## PROBLEM DESCRIPTION
Locate the word "text" in the data below, then copy every line that holds it.
====
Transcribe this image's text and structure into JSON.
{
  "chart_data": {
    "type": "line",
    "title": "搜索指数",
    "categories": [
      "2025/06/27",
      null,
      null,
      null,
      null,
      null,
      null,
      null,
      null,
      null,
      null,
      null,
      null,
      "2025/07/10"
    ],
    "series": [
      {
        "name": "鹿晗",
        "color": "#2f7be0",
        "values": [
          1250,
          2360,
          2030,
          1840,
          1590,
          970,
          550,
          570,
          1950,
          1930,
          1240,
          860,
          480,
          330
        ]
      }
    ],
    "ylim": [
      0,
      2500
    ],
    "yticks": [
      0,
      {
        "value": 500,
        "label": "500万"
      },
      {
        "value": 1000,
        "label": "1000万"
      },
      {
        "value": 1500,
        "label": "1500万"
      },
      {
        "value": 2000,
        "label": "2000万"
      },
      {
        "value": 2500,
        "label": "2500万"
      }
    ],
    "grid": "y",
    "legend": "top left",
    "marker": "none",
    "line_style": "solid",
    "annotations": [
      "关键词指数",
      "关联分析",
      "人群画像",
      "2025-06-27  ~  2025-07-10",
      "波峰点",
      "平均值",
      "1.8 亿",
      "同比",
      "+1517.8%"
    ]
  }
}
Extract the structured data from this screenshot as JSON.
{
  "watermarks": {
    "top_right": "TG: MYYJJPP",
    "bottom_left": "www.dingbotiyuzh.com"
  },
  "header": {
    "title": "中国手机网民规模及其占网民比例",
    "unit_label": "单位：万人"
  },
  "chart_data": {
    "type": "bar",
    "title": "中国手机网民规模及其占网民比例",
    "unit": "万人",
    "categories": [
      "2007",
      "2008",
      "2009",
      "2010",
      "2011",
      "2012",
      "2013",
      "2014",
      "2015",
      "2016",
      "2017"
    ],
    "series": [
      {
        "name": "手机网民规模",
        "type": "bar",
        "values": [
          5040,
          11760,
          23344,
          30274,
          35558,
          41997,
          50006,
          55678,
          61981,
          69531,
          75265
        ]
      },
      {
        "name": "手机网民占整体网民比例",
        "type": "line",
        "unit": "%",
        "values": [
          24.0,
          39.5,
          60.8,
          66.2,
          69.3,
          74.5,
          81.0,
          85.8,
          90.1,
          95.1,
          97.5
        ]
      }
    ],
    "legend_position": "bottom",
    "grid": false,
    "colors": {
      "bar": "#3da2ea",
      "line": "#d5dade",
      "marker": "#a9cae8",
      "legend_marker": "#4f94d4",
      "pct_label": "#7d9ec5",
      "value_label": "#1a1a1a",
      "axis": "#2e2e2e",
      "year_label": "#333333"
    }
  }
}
====
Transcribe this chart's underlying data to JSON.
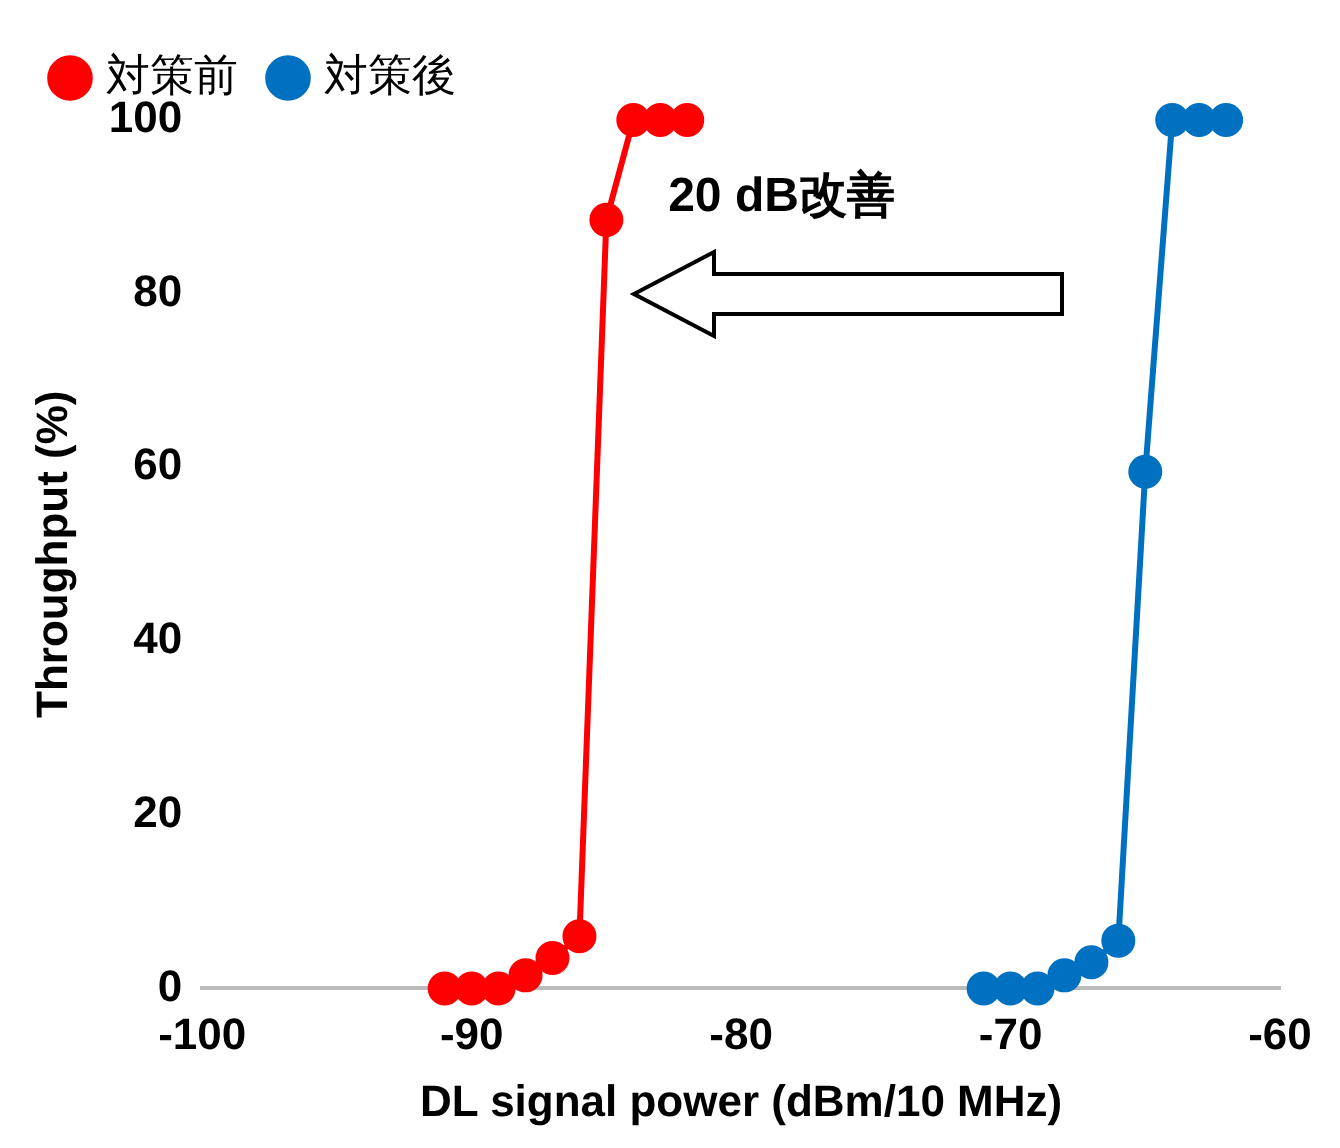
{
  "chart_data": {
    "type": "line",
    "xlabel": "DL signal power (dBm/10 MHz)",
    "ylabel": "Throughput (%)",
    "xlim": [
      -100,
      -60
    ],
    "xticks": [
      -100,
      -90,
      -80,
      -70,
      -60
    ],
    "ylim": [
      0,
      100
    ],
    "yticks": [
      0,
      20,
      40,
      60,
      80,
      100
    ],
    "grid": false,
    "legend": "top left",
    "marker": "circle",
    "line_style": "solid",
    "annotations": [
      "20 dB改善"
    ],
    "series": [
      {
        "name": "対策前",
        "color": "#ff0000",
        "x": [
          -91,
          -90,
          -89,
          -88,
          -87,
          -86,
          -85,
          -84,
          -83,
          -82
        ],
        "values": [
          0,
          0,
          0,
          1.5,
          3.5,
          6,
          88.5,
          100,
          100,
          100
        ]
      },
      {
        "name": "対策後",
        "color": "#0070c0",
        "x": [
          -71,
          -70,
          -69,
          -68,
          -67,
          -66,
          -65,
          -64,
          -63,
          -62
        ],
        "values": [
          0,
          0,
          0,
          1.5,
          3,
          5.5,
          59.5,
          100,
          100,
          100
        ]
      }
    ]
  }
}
====
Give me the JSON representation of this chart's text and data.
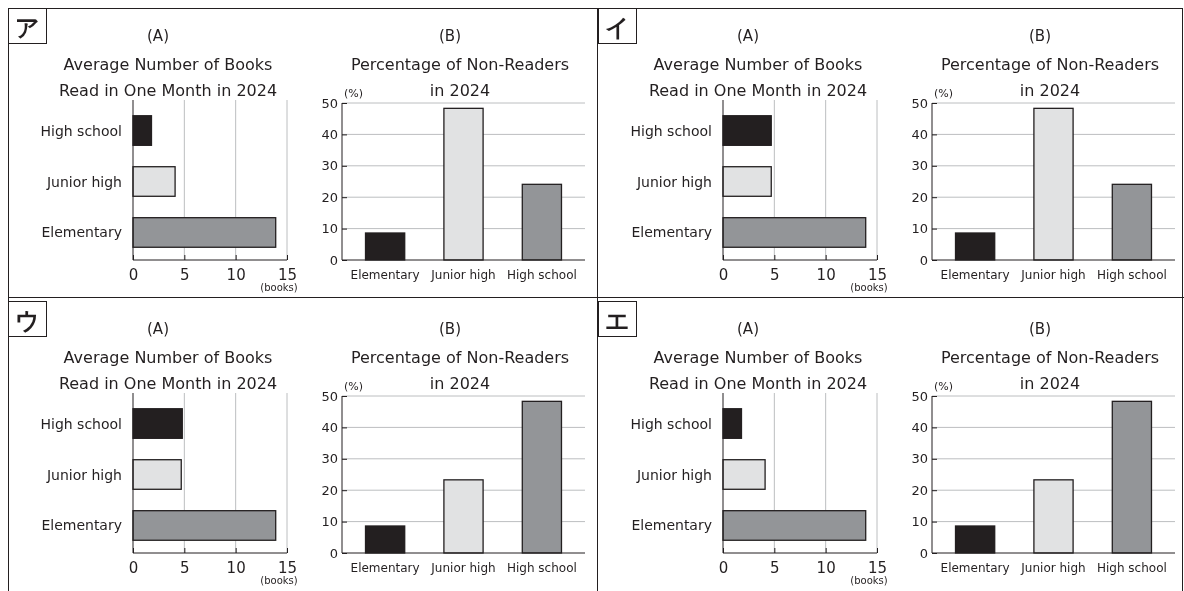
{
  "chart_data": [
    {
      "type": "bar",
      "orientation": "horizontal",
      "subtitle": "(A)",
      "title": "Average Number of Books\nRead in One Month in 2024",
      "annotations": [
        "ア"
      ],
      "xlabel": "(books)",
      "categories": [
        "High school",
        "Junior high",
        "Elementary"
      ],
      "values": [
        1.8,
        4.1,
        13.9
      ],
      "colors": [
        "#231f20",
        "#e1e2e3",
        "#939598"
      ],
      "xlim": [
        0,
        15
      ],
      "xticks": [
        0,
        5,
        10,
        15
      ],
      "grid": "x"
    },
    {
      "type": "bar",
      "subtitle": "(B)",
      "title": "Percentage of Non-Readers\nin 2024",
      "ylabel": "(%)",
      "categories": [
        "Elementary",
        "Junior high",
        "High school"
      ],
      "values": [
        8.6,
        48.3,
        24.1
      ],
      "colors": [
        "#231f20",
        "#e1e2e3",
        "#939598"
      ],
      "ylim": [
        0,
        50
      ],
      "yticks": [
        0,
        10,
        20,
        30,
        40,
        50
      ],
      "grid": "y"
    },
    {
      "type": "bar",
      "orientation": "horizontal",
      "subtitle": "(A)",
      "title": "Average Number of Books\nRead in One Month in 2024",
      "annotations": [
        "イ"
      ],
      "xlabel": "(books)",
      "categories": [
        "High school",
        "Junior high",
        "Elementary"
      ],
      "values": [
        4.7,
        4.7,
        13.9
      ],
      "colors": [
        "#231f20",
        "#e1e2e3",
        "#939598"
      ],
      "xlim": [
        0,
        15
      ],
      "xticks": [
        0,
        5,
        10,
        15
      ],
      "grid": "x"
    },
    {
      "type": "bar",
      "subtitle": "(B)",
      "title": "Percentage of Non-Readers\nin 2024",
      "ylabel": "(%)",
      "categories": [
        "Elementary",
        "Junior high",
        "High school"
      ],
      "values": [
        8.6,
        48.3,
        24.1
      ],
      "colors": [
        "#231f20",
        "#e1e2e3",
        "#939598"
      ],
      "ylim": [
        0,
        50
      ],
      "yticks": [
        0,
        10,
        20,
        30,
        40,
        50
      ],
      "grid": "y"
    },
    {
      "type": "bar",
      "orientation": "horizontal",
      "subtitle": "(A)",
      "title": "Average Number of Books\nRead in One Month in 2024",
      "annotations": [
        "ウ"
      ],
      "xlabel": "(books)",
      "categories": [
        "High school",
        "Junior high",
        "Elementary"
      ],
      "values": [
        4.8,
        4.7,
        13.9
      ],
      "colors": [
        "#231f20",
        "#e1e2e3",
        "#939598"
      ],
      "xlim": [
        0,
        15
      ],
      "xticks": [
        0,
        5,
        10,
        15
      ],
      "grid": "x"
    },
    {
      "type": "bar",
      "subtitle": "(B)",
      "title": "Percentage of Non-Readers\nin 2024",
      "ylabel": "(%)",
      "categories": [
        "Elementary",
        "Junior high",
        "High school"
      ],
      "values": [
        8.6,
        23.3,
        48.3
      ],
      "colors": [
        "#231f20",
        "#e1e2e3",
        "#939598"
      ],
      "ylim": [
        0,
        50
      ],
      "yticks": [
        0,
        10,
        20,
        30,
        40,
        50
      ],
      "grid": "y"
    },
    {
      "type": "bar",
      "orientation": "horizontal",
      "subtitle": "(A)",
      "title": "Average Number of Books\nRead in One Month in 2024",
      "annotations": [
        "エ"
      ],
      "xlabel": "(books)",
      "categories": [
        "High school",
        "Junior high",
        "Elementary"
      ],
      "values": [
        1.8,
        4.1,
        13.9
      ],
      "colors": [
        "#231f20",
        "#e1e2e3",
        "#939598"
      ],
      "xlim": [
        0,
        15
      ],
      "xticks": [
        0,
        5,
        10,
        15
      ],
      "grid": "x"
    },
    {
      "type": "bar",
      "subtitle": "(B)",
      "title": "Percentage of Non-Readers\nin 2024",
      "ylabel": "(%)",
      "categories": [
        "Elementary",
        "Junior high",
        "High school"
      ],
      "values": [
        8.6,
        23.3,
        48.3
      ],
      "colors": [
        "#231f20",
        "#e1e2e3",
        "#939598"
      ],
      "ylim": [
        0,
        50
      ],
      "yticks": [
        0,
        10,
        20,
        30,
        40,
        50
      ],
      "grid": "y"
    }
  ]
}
====
## CORRECT RESULT
Transcribe this image's text and structure into JSON.
Give me the JSON representation of this chart's text and data.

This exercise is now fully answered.